Task requirements: State how many lines of the listing below include the word "nhằm". Give only the number.

Stored data:
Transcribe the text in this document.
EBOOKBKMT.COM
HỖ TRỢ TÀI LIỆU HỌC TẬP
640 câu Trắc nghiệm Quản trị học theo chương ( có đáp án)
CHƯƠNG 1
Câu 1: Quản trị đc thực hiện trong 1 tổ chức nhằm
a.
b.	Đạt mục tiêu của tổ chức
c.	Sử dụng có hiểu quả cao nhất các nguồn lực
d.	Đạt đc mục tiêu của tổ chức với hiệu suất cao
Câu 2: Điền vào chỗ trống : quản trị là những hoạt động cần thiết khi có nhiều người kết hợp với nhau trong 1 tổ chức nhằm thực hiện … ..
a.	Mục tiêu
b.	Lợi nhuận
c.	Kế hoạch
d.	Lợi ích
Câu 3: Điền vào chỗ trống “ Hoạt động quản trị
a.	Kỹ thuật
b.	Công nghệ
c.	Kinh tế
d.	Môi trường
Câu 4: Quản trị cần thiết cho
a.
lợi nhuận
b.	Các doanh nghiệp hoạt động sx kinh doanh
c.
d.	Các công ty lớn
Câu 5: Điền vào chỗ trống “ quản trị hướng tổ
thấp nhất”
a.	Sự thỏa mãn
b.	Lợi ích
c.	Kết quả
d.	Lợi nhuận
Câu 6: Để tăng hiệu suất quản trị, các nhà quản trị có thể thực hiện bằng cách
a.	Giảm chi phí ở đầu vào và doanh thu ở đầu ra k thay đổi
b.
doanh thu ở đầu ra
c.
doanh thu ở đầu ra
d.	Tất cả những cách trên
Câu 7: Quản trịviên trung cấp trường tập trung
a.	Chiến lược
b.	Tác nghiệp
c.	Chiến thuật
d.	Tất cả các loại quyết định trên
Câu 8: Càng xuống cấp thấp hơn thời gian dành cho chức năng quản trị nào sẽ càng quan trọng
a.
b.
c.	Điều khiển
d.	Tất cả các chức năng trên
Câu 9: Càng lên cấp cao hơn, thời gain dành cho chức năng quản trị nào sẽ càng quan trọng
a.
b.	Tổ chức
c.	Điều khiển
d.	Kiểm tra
---
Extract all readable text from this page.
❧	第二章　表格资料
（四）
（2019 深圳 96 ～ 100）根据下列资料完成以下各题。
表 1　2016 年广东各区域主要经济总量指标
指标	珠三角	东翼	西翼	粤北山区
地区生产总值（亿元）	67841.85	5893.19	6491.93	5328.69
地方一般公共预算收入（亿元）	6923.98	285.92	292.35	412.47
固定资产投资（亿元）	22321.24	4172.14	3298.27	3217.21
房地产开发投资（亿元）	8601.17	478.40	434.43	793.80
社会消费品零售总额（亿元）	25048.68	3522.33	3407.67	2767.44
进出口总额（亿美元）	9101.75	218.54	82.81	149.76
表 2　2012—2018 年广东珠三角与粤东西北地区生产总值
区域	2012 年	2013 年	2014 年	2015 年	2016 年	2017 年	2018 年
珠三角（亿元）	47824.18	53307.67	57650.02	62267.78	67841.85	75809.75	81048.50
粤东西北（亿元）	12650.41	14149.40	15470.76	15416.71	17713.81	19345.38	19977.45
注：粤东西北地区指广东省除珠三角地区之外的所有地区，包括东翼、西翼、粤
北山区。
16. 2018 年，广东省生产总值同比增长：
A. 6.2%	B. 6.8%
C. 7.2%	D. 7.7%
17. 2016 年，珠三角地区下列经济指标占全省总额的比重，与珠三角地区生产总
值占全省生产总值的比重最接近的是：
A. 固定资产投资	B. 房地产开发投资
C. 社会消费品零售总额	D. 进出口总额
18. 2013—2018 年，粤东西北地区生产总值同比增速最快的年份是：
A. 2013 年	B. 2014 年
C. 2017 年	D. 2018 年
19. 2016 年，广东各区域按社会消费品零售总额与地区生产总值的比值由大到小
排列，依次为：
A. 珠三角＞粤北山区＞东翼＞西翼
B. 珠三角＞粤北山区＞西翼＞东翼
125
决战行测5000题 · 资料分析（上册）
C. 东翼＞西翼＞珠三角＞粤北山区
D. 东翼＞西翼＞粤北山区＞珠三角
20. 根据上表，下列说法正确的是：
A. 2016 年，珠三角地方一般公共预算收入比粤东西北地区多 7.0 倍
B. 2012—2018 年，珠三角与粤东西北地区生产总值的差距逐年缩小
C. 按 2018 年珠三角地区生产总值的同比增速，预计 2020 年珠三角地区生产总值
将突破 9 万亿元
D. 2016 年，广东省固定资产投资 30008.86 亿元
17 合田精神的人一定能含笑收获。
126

Reply to the exercise: 2